[Entries provided]:
## START

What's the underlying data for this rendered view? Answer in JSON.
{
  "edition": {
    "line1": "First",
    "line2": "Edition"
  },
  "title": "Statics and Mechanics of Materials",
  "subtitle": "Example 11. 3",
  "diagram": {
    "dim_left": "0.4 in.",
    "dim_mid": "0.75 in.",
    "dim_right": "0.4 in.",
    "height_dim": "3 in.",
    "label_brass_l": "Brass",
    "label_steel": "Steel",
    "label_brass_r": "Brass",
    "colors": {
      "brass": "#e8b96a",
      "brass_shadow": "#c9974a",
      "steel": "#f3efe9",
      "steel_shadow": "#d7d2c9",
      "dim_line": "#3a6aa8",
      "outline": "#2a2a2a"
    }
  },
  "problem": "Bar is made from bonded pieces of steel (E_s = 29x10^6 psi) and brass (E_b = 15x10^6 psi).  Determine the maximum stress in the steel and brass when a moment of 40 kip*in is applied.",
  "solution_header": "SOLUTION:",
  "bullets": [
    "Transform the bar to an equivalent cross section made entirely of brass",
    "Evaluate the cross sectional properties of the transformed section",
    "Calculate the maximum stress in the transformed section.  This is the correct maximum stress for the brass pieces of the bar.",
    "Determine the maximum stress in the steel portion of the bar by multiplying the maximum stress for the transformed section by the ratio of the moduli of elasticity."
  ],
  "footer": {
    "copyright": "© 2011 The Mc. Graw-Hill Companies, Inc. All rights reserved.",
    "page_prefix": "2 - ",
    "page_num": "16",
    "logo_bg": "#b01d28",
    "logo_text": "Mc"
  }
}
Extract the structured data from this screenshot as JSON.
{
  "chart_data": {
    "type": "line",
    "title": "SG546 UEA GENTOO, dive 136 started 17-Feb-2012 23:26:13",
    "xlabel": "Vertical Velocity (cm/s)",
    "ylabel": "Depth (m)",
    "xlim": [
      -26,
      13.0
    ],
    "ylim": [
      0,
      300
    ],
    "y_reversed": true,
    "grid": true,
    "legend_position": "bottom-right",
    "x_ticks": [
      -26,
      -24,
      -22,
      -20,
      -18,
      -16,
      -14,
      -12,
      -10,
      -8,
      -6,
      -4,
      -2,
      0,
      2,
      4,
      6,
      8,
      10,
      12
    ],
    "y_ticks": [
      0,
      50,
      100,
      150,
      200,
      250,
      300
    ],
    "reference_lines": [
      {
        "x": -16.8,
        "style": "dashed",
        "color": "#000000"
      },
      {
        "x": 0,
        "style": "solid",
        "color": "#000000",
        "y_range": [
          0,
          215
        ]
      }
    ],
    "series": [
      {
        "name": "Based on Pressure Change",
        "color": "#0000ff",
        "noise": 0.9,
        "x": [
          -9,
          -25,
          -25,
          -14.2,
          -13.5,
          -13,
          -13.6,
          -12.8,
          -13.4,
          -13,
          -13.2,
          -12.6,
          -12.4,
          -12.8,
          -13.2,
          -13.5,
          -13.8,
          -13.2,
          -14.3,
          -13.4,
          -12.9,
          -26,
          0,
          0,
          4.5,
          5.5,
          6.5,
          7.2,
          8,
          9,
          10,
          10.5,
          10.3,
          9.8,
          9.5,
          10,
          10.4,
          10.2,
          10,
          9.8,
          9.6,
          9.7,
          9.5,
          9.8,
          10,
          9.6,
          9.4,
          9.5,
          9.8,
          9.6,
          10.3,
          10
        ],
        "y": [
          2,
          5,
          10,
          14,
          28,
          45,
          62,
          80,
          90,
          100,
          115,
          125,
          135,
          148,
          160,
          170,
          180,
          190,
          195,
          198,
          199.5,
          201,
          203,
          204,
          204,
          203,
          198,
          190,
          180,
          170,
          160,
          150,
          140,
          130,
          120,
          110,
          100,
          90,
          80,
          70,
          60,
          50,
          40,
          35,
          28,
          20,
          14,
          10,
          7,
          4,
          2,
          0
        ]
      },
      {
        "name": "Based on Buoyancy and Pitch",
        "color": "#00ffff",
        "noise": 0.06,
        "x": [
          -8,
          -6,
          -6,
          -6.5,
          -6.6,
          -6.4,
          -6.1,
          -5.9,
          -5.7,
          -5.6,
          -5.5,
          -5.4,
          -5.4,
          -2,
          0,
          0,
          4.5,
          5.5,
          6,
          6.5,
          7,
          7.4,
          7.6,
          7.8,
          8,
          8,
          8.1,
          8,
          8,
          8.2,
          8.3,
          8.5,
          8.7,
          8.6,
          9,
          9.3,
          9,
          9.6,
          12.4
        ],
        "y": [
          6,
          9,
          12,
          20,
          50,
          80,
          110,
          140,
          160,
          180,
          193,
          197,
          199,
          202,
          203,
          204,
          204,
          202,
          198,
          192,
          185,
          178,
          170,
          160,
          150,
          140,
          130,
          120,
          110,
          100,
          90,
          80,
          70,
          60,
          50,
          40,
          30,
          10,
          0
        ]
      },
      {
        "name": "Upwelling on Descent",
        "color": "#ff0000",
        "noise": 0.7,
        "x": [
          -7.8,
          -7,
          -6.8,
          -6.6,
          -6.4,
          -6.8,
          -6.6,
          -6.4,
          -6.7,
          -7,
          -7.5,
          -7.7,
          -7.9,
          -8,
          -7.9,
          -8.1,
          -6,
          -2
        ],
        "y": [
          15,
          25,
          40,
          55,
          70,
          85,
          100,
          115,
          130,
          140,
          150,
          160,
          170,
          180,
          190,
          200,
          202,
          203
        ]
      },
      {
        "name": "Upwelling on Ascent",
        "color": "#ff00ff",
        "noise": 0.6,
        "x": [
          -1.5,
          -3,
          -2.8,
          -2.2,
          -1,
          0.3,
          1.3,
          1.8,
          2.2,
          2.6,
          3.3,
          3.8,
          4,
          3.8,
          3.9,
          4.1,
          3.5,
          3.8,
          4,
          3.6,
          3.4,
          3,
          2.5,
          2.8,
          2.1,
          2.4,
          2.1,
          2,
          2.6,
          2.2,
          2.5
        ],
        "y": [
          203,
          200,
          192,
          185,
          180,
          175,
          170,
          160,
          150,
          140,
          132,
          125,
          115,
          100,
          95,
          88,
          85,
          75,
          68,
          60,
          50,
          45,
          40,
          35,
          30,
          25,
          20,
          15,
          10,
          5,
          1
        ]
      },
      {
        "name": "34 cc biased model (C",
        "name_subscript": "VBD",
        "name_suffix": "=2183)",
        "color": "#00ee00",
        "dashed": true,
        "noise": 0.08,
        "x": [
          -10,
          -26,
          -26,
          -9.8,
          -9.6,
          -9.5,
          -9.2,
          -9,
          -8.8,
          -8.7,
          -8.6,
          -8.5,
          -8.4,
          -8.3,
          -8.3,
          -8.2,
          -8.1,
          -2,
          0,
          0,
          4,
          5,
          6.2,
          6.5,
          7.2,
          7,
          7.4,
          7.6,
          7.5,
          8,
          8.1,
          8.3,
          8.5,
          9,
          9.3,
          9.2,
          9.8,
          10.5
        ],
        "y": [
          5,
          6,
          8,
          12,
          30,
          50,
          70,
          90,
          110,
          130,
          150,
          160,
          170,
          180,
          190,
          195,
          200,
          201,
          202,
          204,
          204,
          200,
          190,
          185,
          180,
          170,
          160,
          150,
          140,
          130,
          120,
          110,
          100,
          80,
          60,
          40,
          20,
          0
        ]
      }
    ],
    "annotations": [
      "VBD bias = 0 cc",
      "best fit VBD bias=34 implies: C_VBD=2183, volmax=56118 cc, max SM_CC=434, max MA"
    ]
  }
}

## END

Each line in the listing above that contains "stress" should be copied.

[Written response]:
  "problem": "Bar is made from bonded pieces of steel (E_s = 29x10^6 psi) and brass (E_b = 15x10^6 psi).  Determine the maximum stress in the steel and brass when a moment of 40 kip*in is applied.",
    "Calculate the maximum stress in the transformed section.  This is the correct maximum stress for the brass pieces of the bar.",
    "Determine the maximum stress in the steel portion of the bar by multiplying the maximum stress for the transformed section by the ratio of the moduli of elasticity."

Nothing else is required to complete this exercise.